Start

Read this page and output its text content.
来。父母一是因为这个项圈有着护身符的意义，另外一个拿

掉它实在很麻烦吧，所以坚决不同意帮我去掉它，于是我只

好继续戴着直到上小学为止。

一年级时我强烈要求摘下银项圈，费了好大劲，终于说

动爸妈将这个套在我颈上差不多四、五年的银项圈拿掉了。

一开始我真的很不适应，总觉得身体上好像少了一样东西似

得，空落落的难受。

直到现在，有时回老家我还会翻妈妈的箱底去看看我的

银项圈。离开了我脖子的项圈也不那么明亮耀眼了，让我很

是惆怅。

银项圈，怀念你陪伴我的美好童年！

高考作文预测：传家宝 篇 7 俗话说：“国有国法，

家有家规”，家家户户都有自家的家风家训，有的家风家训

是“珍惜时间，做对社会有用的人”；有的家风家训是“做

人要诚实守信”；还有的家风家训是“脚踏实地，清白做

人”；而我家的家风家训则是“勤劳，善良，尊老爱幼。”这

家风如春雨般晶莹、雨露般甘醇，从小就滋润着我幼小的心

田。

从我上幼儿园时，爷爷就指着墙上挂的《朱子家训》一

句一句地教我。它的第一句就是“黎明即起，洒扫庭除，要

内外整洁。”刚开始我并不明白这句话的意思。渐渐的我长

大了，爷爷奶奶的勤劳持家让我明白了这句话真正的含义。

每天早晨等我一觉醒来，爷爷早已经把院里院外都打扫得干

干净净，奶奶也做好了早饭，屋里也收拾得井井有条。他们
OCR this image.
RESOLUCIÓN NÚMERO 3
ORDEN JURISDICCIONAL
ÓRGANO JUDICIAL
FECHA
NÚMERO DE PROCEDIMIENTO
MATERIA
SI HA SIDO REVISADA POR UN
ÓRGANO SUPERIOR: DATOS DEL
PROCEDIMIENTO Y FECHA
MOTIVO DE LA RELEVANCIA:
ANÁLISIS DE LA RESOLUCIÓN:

End

• _What to work on_: Emit the full listing verbatim.

• _Response_:
Read this page and output its text content.
来。父母一是因为这个项圈有着护身符的意义，另外一个拿

掉它实在很麻烦吧，所以坚决不同意帮我去掉它，于是我只

好继续戴着直到上小学为止。

一年级时我强烈要求摘下银项圈，费了好大劲，终于说

动爸妈将这个套在我颈上差不多四、五年的银项圈拿掉了。

一开始我真的很不适应，总觉得身体上好像少了一样东西似

得，空落落的难受。

直到现在，有时回老家我还会翻妈妈的箱底去看看我的

银项圈。离开了我脖子的项圈也不那么明亮耀眼了，让我很

是惆怅。

银项圈，怀念你陪伴我的美好童年！

高考作文预测：传家宝 篇 7 俗话说：“国有国法，

家有家规”，家家户户都有自家的家风家训，有的家风家训

是“珍惜时间，做对社会有用的人”；有的家风家训是“做

人要诚实守信”；还有的家风家训是“脚踏实地，清白做

人”；而我家的家风家训则是“勤劳，善良，尊老爱幼。”这

家风如春雨般晶莹、雨露般甘醇，从小就滋润着我幼小的心

田。

从我上幼儿园时，爷爷就指着墙上挂的《朱子家训》一

句一句地教我。它的第一句就是“黎明即起，洒扫庭除，要

内外整洁。”刚开始我并不明白这句话的意思。渐渐的我长

大了，爷爷奶奶的勤劳持家让我明白了这句话真正的含义。

每天早晨等我一觉醒来，爷爷早已经把院里院外都打扫得干

干净净，奶奶也做好了早饭，屋里也收拾得井井有条。他们
OCR this image.
RESOLUCIÓN NÚMERO 3
ORDEN JURISDICCIONAL
ÓRGANO JUDICIAL
FECHA
NÚMERO DE PROCEDIMIENTO
MATERIA
SI HA SIDO REVISADA POR UN
ÓRGANO SUPERIOR: DATOS DEL
PROCEDIMIENTO Y FECHA
MOTIVO DE LA RELEVANCIA:
ANÁLISIS DE LA RESOLUCIÓN:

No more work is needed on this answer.